**SOURCE DOCUMENT**
# # # #
SQL Filtered Index
Came across a data situation where a previous decision to allow 1-N
matching for a parent->child table relationship was now unecessary and had led to confusion on data matching because the availability to add multiple records meant duplication was not apparent to the user.
Data Axiom: Respect the data
We need to make data accessible and fundamentally useful for applications to build quality software
Therefore I am at the situation where I have a table like so
CREATE TABLE MyTable (
Sequence INT NOT NULL,
Column1 DateTime NULL,
Column2 DateTime NULL,
Column3 VARCHAR(12) NULL,
ImportantNote VARCHAR(MAX) NULL,
....
)
GO
CREATE UNIQUE INDEX [IX_U_MyTable_Sequence] ON [dbo].[MyTable] ([Sequence])
GO
I did not design this table, but now I needed to make it work so that I guarantee uniqueness for each record and switch the data relationship from 1-N
to 1-1
(it's ok to do this as the application code already only displays the latest record anyway).
There are more fields but for brevity will only show the important ones. Previously most of the application and database code depended on the autogenerated Sequence
field from another table that would be filled in with a new auto incremented int value each time note processing was run.
This led to notes disappearing as only the latest note was visible from the application code (yes another flaw as the database was designed by different people at different times than the application code who did the shortcut of only showing the latest note). I digress but now I come along years later and should change the system to match 1-1
between parent->child table
The issue here is that the important note
field needs to be tied some uniqueness in the table and prior to this the only uniqueness was the Sequence
but I can make uniqueness on this table by combining Column1, Column2, Column3
into a composite index.
Great I will do that
CREATE UNIQUE NONCLUSTERED INDEX [IX_U_MyTable_MultiColumn] ON [dbo].[MyTable] ([Column1], [Column2], [Column3] ASC)
GO
Oops that doesn't work because I already said that in many cases there are multiple matching records that only differ on the Sequence
number so I want to null out the 3 columns that will give uniqueness and match going forward, but if I group the records by the three column proposed uniqueness and order by highest sequence in each grouping and set all but the first to NULL
I create the 1-1
matching I want but I get multiple non unique matches in the NULL, NULL, NULL
bucket (sadness).
# # # #
**RECORDED INFORMATION**
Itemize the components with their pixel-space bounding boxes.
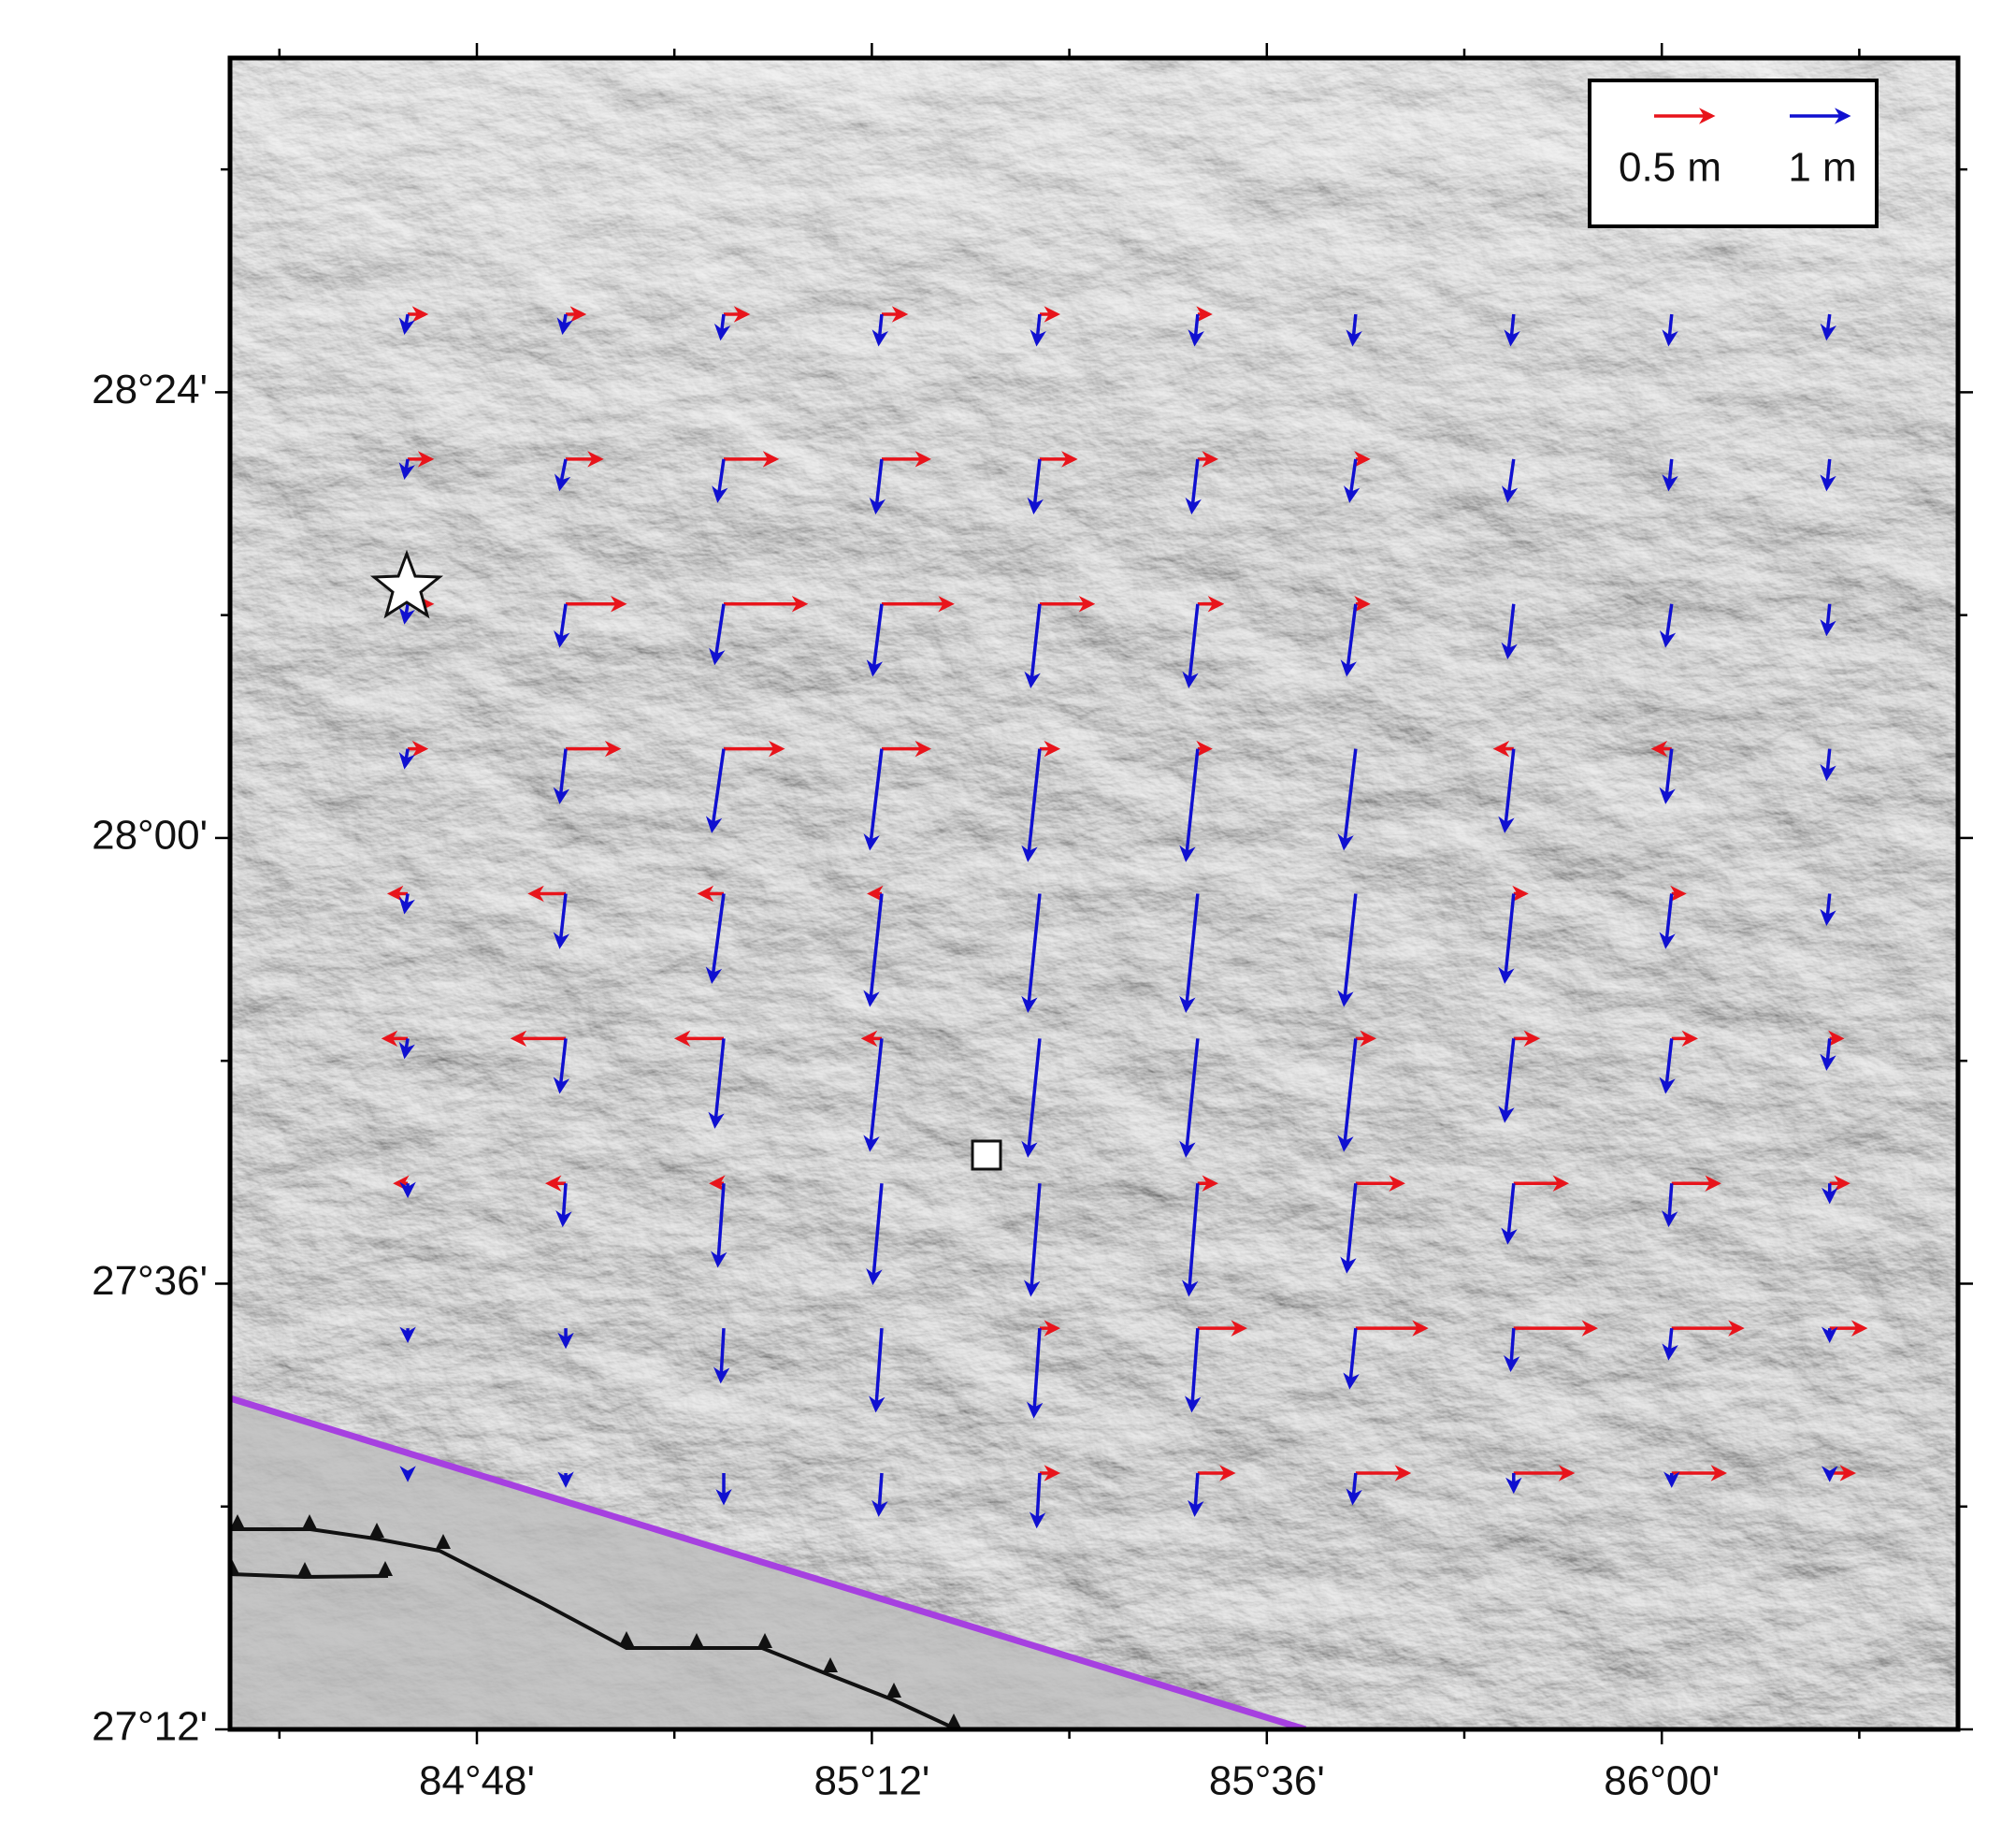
# # # #
**GIVEN EXERCISE A**
Duplicate the passage of the SQL filtered index post from "SQL Filtered Index" to "to the user.".
**GIVEN EXERCISE B**
List every column named in the CREATE TABLE statement of the SQL filtered index post.
**GIVEN EXERCISE C**
In the SQL filtered index post, what name is given to the unique index created on the Sequence column?

**CORRECT ANSWER A**
SQL Filtered Index
Came across a data situation where a previous decision to allow 1-N
matching for a parent->child table relationship was now unecessary and had led to confusion on data matching because the availability to add multiple records meant duplication was not apparent to the user.

**CORRECT ANSWER B**
Sequence, Column1, Column2, Column3, ImportantNote

**CORRECT ANSWER C**
IX_U_MyTable_Sequence